>> Start

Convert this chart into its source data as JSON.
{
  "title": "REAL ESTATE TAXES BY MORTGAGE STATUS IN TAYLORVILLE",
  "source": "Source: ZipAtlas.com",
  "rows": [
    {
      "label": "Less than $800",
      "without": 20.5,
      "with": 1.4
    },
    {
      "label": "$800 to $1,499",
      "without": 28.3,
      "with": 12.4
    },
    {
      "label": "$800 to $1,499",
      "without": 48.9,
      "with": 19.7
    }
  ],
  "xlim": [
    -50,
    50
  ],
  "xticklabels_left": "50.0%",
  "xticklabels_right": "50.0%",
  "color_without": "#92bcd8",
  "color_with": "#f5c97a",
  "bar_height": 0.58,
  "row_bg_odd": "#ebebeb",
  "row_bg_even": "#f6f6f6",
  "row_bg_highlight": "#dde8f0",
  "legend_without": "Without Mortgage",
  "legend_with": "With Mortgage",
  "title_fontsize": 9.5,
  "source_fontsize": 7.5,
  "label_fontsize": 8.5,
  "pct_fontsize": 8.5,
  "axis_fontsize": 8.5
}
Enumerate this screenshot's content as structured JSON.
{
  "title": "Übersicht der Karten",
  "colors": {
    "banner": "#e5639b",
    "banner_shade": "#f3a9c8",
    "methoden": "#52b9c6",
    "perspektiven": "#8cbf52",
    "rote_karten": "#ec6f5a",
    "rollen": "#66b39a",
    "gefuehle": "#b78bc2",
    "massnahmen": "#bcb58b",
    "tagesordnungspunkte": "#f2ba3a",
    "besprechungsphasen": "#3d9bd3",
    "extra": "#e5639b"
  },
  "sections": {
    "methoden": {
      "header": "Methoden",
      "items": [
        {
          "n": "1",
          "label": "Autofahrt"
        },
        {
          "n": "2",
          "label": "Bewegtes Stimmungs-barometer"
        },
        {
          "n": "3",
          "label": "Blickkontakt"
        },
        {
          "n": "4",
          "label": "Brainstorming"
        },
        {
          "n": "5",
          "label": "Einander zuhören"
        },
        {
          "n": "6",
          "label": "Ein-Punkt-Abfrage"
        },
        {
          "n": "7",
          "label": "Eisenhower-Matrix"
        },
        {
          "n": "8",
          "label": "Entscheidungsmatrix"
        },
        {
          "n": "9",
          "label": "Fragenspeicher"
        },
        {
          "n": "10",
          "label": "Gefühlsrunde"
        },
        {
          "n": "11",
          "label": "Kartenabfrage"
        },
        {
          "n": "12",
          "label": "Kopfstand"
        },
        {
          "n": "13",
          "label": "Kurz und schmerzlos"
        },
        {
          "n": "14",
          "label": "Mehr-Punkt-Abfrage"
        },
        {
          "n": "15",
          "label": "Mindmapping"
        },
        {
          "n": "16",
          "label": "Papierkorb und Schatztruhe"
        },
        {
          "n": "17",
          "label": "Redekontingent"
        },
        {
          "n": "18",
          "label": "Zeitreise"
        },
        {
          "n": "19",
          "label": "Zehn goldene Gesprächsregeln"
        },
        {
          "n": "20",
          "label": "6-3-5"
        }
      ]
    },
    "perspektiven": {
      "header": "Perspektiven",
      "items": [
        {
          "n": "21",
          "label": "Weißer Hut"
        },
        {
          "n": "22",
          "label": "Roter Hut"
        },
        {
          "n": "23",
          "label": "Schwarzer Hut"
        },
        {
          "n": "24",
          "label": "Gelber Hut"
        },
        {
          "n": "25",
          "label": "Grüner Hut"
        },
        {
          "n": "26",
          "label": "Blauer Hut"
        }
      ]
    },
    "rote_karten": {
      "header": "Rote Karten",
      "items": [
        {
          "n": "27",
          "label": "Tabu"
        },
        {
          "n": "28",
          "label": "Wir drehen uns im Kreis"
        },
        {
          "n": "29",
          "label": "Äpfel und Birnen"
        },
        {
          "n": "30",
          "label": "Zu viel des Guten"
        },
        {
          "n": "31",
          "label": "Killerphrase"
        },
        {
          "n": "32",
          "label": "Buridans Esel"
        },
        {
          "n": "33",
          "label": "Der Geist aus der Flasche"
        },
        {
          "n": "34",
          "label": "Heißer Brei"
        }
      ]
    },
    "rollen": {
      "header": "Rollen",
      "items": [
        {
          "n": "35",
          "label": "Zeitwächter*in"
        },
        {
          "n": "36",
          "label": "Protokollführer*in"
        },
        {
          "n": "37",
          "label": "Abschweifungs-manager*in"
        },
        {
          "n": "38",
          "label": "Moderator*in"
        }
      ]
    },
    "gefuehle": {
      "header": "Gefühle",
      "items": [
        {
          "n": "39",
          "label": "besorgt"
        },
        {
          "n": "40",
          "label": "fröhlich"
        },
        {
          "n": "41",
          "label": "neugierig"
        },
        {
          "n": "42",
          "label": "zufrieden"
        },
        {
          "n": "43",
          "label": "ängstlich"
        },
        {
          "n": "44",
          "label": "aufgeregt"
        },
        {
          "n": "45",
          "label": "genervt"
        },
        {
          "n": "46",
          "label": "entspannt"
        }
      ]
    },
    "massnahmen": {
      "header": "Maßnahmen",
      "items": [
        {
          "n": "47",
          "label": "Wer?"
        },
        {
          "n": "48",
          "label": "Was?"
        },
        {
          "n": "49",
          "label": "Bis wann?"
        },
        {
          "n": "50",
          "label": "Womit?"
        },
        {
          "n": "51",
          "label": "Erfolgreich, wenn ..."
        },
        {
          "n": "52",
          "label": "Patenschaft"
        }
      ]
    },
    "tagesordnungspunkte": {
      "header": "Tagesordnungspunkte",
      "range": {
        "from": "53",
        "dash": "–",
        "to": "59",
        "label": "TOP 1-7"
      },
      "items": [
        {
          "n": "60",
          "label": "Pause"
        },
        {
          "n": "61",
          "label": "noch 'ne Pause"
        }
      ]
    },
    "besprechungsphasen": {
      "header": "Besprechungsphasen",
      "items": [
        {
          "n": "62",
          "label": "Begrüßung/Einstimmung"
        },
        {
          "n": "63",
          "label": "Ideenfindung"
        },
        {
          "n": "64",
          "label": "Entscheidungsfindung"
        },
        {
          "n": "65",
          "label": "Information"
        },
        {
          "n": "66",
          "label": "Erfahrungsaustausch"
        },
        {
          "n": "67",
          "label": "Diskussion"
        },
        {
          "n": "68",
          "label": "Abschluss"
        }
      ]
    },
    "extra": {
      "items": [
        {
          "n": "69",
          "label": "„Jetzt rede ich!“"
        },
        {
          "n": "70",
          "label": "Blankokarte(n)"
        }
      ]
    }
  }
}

>> End

* INSTRUCTIONS FOR THE TASK: Your task is to give the records above again, exactly.

* EXERCISE RESPONSE:
Convert this chart into its source data as JSON.
{
  "title": "REAL ESTATE TAXES BY MORTGAGE STATUS IN TAYLORVILLE",
  "source": "Source: ZipAtlas.com",
  "rows": [
    {
      "label": "Less than $800",
      "without": 20.5,
      "with": 1.4
    },
    {
      "label": "$800 to $1,499",
      "without": 28.3,
      "with": 12.4
    },
    {
      "label": "$800 to $1,499",
      "without": 48.9,
      "with": 19.7
    }
  ],
  "xlim": [
    -50,
    50
  ],
  "xticklabels_left": "50.0%",
  "xticklabels_right": "50.0%",
  "color_without": "#92bcd8",
  "color_with": "#f5c97a",
  "bar_height": 0.58,
  "row_bg_odd": "#ebebeb",
  "row_bg_even": "#f6f6f6",
  "row_bg_highlight": "#dde8f0",
  "legend_without": "Without Mortgage",
  "legend_with": "With Mortgage",
  "title_fontsize": 9.5,
  "source_fontsize": 7.5,
  "label_fontsize": 8.5,
  "pct_fontsize": 8.5,
  "axis_fontsize": 8.5
}
Enumerate this screenshot's content as structured JSON.
{
  "title": "Übersicht der Karten",
  "colors": {
    "banner": "#e5639b",
    "banner_shade": "#f3a9c8",
    "methoden": "#52b9c6",
    "perspektiven": "#8cbf52",
    "rote_karten": "#ec6f5a",
    "rollen": "#66b39a",
    "gefuehle": "#b78bc2",
    "massnahmen": "#bcb58b",
    "tagesordnungspunkte": "#f2ba3a",
    "besprechungsphasen": "#3d9bd3",
    "extra": "#e5639b"
  },
  "sections": {
    "methoden": {
      "header": "Methoden",
      "items": [
        {
          "n": "1",
          "label": "Autofahrt"
        },
        {
          "n": "2",
          "label": "Bewegtes Stimmungs-barometer"
        },
        {
          "n": "3",
          "label": "Blickkontakt"
        },
        {
          "n": "4",
          "label": "Brainstorming"
        },
        {
          "n": "5",
          "label": "Einander zuhören"
        },
        {
          "n": "6",
          "label": "Ein-Punkt-Abfrage"
        },
        {
          "n": "7",
          "label": "Eisenhower-Matrix"
        },
        {
          "n": "8",
          "label": "Entscheidungsmatrix"
        },
        {
          "n": "9",
          "label": "Fragenspeicher"
        },
        {
          "n": "10",
          "label": "Gefühlsrunde"
        },
        {
          "n": "11",
          "label": "Kartenabfrage"
        },
        {
          "n": "12",
          "label": "Kopfstand"
        },
        {
          "n": "13",
          "label": "Kurz und schmerzlos"
        },
        {
          "n": "14",
          "label": "Mehr-Punkt-Abfrage"
        },
        {
          "n": "15",
          "label": "Mindmapping"
        },
        {
          "n": "16",
          "label": "Papierkorb und Schatztruhe"
        },
        {
          "n": "17",
          "label": "Redekontingent"
        },
        {
          "n": "18",
          "label": "Zeitreise"
        },
        {
          "n": "19",
          "label": "Zehn goldene Gesprächsregeln"
        },
        {
          "n": "20",
          "label": "6-3-5"
        }
      ]
    },
    "perspektiven": {
      "header": "Perspektiven",
      "items": [
        {
          "n": "21",
          "label": "Weißer Hut"
        },
        {
          "n": "22",
          "label": "Roter Hut"
        },
        {
          "n": "23",
          "label": "Schwarzer Hut"
        },
        {
          "n": "24",
          "label": "Gelber Hut"
        },
        {
          "n": "25",
          "label": "Grüner Hut"
        },
        {
          "n": "26",
          "label": "Blauer Hut"
        }
      ]
    },
    "rote_karten": {
      "header": "Rote Karten",
      "items": [
        {
          "n": "27",
          "label": "Tabu"
        },
        {
          "n": "28",
          "label": "Wir drehen uns im Kreis"
        },
        {
          "n": "29",
          "label": "Äpfel und Birnen"
        },
        {
          "n": "30",
          "label": "Zu viel des Guten"
        },
        {
          "n": "31",
          "label": "Killerphrase"
        },
        {
          "n": "32",
          "label": "Buridans Esel"
        },
        {
          "n": "33",
          "label": "Der Geist aus der Flasche"
        },
        {
          "n": "34",
          "label": "Heißer Brei"
        }
      ]
    },
    "rollen": {
      "header": "Rollen",
      "items": [
        {
          "n": "35",
          "label": "Zeitwächter*in"
        },
        {
          "n": "36",
          "label": "Protokollführer*in"
        },
        {
          "n": "37",
          "label": "Abschweifungs-manager*in"
        },
        {
          "n": "38",
          "label": "Moderator*in"
        }
      ]
    },
    "gefuehle": {
      "header": "Gefühle",
      "items": [
        {
          "n": "39",
          "label": "besorgt"
        },
        {
          "n": "40",
          "label": "fröhlich"
        },
        {
          "n": "41",
          "label": "neugierig"
        },
        {
          "n": "42",
          "label": "zufrieden"
        },
        {
          "n": "43",
          "label": "ängstlich"
        },
        {
          "n": "44",
          "label": "aufgeregt"
        },
        {
          "n": "45",
          "label": "genervt"
        },
        {
          "n": "46",
          "label": "entspannt"
        }
      ]
    },
    "massnahmen": {
      "header": "Maßnahmen",
      "items": [
        {
          "n": "47",
          "label": "Wer?"
        },
        {
          "n": "48",
          "label": "Was?"
        },
        {
          "n": "49",
          "label": "Bis wann?"
        },
        {
          "n": "50",
          "label": "Womit?"
        },
        {
          "n": "51",
          "label": "Erfolgreich, wenn ..."
        },
        {
          "n": "52",
          "label": "Patenschaft"
        }
      ]
    },
    "tagesordnungspunkte": {
      "header": "Tagesordnungspunkte",
      "range": {
        "from": "53",
        "dash": "–",
        "to": "59",
        "label": "TOP 1-7"
      },
      "items": [
        {
          "n": "60",
          "label": "Pause"
        },
        {
          "n": "61",
          "label": "noch 'ne Pause"
        }
      ]
    },
    "besprechungsphasen": {
      "header": "Besprechungsphasen",
      "items": [
        {
          "n": "62",
          "label": "Begrüßung/Einstimmung"
        },
        {
          "n": "63",
          "label": "Ideenfindung"
        },
        {
          "n": "64",
          "label": "Entscheidungsfindung"
        },
        {
          "n": "65",
          "label": "Information"
        },
        {
          "n": "66",
          "label": "Erfahrungsaustausch"
        },
        {
          "n": "67",
          "label": "Diskussion"
        },
        {
          "n": "68",
          "label": "Abschluss"
        }
      ]
    },
    "extra": {
      "items": [
        {
          "n": "69",
          "label": "„Jetzt rede ich!“"
        },
        {
          "n": "70",
          "label": "Blankokarte(n)"
        }
      ]
    }
  }
}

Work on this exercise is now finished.